### EXERCISE
In each of the records below, swap "copies-cell" for "quantity-cell" and write out the lines again with everything else unchanged, leaving out the pictures.

### DATA ROWS
/---
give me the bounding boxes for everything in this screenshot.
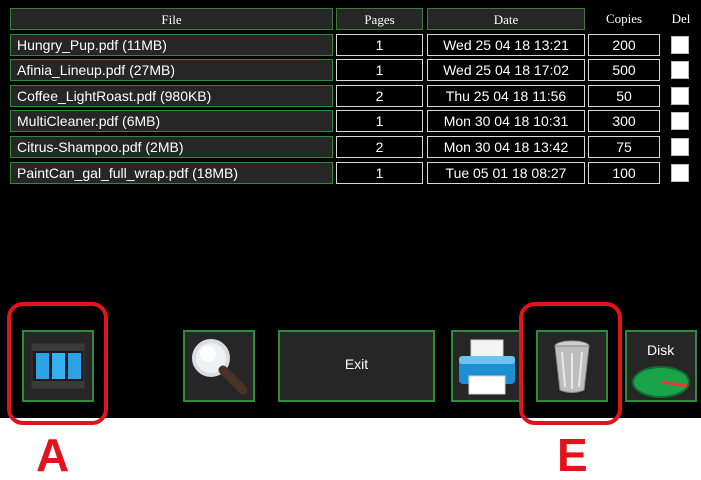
exit-label: Exit xyxy=(344,356,369,372)
pages-cell: 2 xyxy=(336,85,423,107)
disk-gauge-icon xyxy=(632,366,690,398)
header-file[interactable]: File xyxy=(10,8,333,30)
delete-checkbox[interactable] xyxy=(671,112,689,130)
copies-cell[interactable]: 75 xyxy=(588,136,660,158)
copies-cell[interactable]: 500 xyxy=(588,59,660,81)
pages-cell: 1 xyxy=(336,162,423,184)
pages-cell: 1 xyxy=(336,34,423,56)
delete-checkbox[interactable] xyxy=(671,61,689,79)
date-cell: Mon 30 04 18 13:42 xyxy=(427,136,585,158)
header-copies: Copies xyxy=(605,11,643,26)
delete-checkbox[interactable] xyxy=(671,36,689,54)
date-cell: Wed 25 04 18 17:02 xyxy=(427,59,585,81)
copies-cell[interactable]: 50 xyxy=(588,85,660,107)
date-cell: Mon 30 04 18 10:31 xyxy=(427,110,585,132)
callout-label-e: E xyxy=(557,429,588,480)
date-cell: Wed 25 04 18 13:21 xyxy=(427,34,585,56)
exit-button[interactable]: Exit xyxy=(278,330,435,402)
header-date[interactable]: Date xyxy=(427,8,585,30)
pages-cell: 1 xyxy=(336,110,423,132)
file-name-cell[interactable]: Citrus-Shampoo.pdf (2MB) xyxy=(10,136,333,158)
date-cell: Tue 05 01 18 08:27 xyxy=(427,162,585,184)
callout-box-e xyxy=(519,302,622,425)
callout-box-a xyxy=(7,302,108,425)
delete-checkbox[interactable] xyxy=(671,138,689,156)
disk-label: Disk xyxy=(647,342,675,358)
header-del: Del xyxy=(671,11,691,26)
file-name-cell[interactable]: MultiCleaner.pdf (6MB) xyxy=(10,110,333,132)
file-name-cell[interactable]: Coffee_LightRoast.pdf (980KB) xyxy=(10,85,333,107)
delete-checkbox[interactable] xyxy=(671,87,689,105)
file-name-cell[interactable]: PaintCan_gal_full_wrap.pdf (18MB) xyxy=(10,162,333,184)
callout-label-a: A xyxy=(36,429,70,480)
copies-cell[interactable]: 100 xyxy=(588,162,660,184)
file-name-cell[interactable]: Hungry_Pup.pdf (11MB) xyxy=(10,34,333,56)
copies-cell[interactable]: 200 xyxy=(588,34,660,56)
pages-cell: 2 xyxy=(336,136,423,158)
file-name-cell[interactable]: Afinia_Lineup.pdf (27MB) xyxy=(10,59,333,81)
print-button[interactable] xyxy=(451,330,523,402)
search-button[interactable] xyxy=(183,330,255,402)
magnifier-icon xyxy=(192,339,248,395)
delete-checkbox[interactable] xyxy=(671,164,689,182)
date-cell: Thu 25 04 18 11:56 xyxy=(427,85,585,107)
header-pages[interactable]: Pages xyxy=(336,8,423,30)
copies-cell[interactable]: 300 xyxy=(588,110,660,132)
printer-icon xyxy=(459,339,515,395)
disk-button[interactable]: Disk xyxy=(625,330,697,402)
pages-cell: 1 xyxy=(336,59,423,81)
\---
### RESPONSE TO THIS TASK
give me the bounding boxes for everything in this screenshot.
exit-label: Exit xyxy=(344,356,369,372)
pages-cell: 2 xyxy=(336,85,423,107)
disk-gauge-icon xyxy=(632,366,690,398)
header-file[interactable]: File xyxy=(10,8,333,30)
delete-checkbox[interactable] xyxy=(671,112,689,130)
quantity-cell[interactable]: 75 xyxy=(588,136,660,158)
quantity-cell[interactable]: 500 xyxy=(588,59,660,81)
pages-cell: 1 xyxy=(336,162,423,184)
pages-cell: 1 xyxy=(336,34,423,56)
delete-checkbox[interactable] xyxy=(671,61,689,79)
date-cell: Mon 30 04 18 13:42 xyxy=(427,136,585,158)
header-copies: Copies xyxy=(605,11,643,26)
delete-checkbox[interactable] xyxy=(671,36,689,54)
date-cell: Wed 25 04 18 17:02 xyxy=(427,59,585,81)
quantity-cell[interactable]: 50 xyxy=(588,85,660,107)
date-cell: Mon 30 04 18 10:31 xyxy=(427,110,585,132)
callout-label-e: E xyxy=(557,429,588,480)
date-cell: Wed 25 04 18 13:21 xyxy=(427,34,585,56)
exit-button[interactable]: Exit xyxy=(278,330,435,402)
header-date[interactable]: Date xyxy=(427,8,585,30)
pages-cell: 1 xyxy=(336,110,423,132)
file-name-cell[interactable]: Citrus-Shampoo.pdf (2MB) xyxy=(10,136,333,158)
date-cell: Tue 05 01 18 08:27 xyxy=(427,162,585,184)
callout-box-e xyxy=(519,302,622,425)
callout-box-a xyxy=(7,302,108,425)
delete-checkbox[interactable] xyxy=(671,138,689,156)
disk-label: Disk xyxy=(647,342,675,358)
header-del: Del xyxy=(671,11,691,26)
file-name-cell[interactable]: MultiCleaner.pdf (6MB) xyxy=(10,110,333,132)
file-name-cell[interactable]: Coffee_LightRoast.pdf (980KB) xyxy=(10,85,333,107)
delete-checkbox[interactable] xyxy=(671,87,689,105)
file-name-cell[interactable]: PaintCan_gal_full_wrap.pdf (18MB) xyxy=(10,162,333,184)
callout-label-a: A xyxy=(36,429,70,480)
quantity-cell[interactable]: 100 xyxy=(588,162,660,184)
file-name-cell[interactable]: Hungry_Pup.pdf (11MB) xyxy=(10,34,333,56)
quantity-cell[interactable]: 200 xyxy=(588,34,660,56)
pages-cell: 2 xyxy=(336,136,423,158)
file-name-cell[interactable]: Afinia_Lineup.pdf (27MB) xyxy=(10,59,333,81)
print-button[interactable] xyxy=(451,330,523,402)
search-button[interactable] xyxy=(183,330,255,402)
magnifier-icon xyxy=(192,339,248,395)
delete-checkbox[interactable] xyxy=(671,164,689,182)
date-cell: Thu 25 04 18 11:56 xyxy=(427,85,585,107)
header-pages[interactable]: Pages xyxy=(336,8,423,30)
quantity-cell[interactable]: 300 xyxy=(588,110,660,132)
printer-icon xyxy=(459,339,515,395)
disk-button[interactable]: Disk xyxy=(625,330,697,402)
pages-cell: 1 xyxy=(336,59,423,81)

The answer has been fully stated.